[Exercise]
Skip the pictures and repeat each line of the data exactly.

Records from a dataset:

::::::::::

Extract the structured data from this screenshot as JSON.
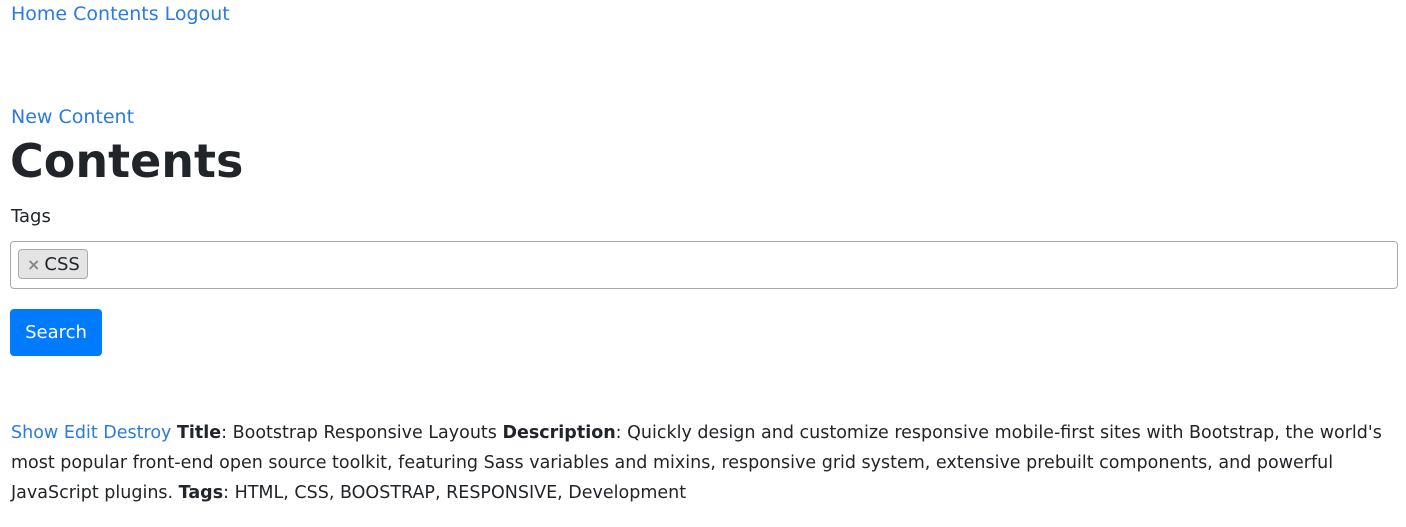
{
  "nav": {
    "home": "Home",
    "contents": "Contents",
    "logout": "Logout"
  },
  "page": {
    "new_content": "New Content",
    "title": "Contents"
  },
  "search_form": {
    "tags_label": "Tags",
    "selected_tags": [
      {
        "remove_symbol": "×",
        "label": "CSS"
      }
    ],
    "submit_label": "Search"
  },
  "records": [
    {
      "actions": {
        "show": "Show",
        "edit": "Edit",
        "destroy": "Destroy"
      },
      "title_label": "Title",
      "title": "Bootstrap Responsive Layouts",
      "description_label": "Description",
      "description": "Quickly design and customize responsive mobile-first sites with Bootstrap, the world's most popular front-end open source toolkit, featuring Sass variables and mixins, responsive grid system, extensive prebuilt components, and powerful JavaScript plugins.",
      "tags_label": "Tags",
      "tags": "HTML, CSS, BOOSTRAP, RESPONSIVE, Development"
    }
  ],
  "colors": {
    "link": "#2a7ae2",
    "primary_button": "#007bff",
    "text": "#212529",
    "chip_background": "#e4e4e4"
  }
}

::::::::::

[Result of the exercise]
Extract the structured data from this screenshot as JSON.
{
  "nav": {
    "home": "Home",
    "contents": "Contents",
    "logout": "Logout"
  },
  "page": {
    "new_content": "New Content",
    "title": "Contents"
  },
  "search_form": {
    "tags_label": "Tags",
    "selected_tags": [
      {
        "remove_symbol": "×",
        "label": "CSS"
      }
    ],
    "submit_label": "Search"
  },
  "records": [
    {
      "actions": {
        "show": "Show",
        "edit": "Edit",
        "destroy": "Destroy"
      },
      "title_label": "Title",
      "title": "Bootstrap Responsive Layouts",
      "description_label": "Description",
      "description": "Quickly design and customize responsive mobile-first sites with Bootstrap, the world's most popular front-end open source toolkit, featuring Sass variables and mixins, responsive grid system, extensive prebuilt components, and powerful JavaScript plugins.",
      "tags_label": "Tags",
      "tags": "HTML, CSS, BOOSTRAP, RESPONSIVE, Development"
    }
  ],
  "colors": {
    "link": "#2a7ae2",
    "primary_button": "#007bff",
    "text": "#212529",
    "chip_background": "#e4e4e4"
  }
}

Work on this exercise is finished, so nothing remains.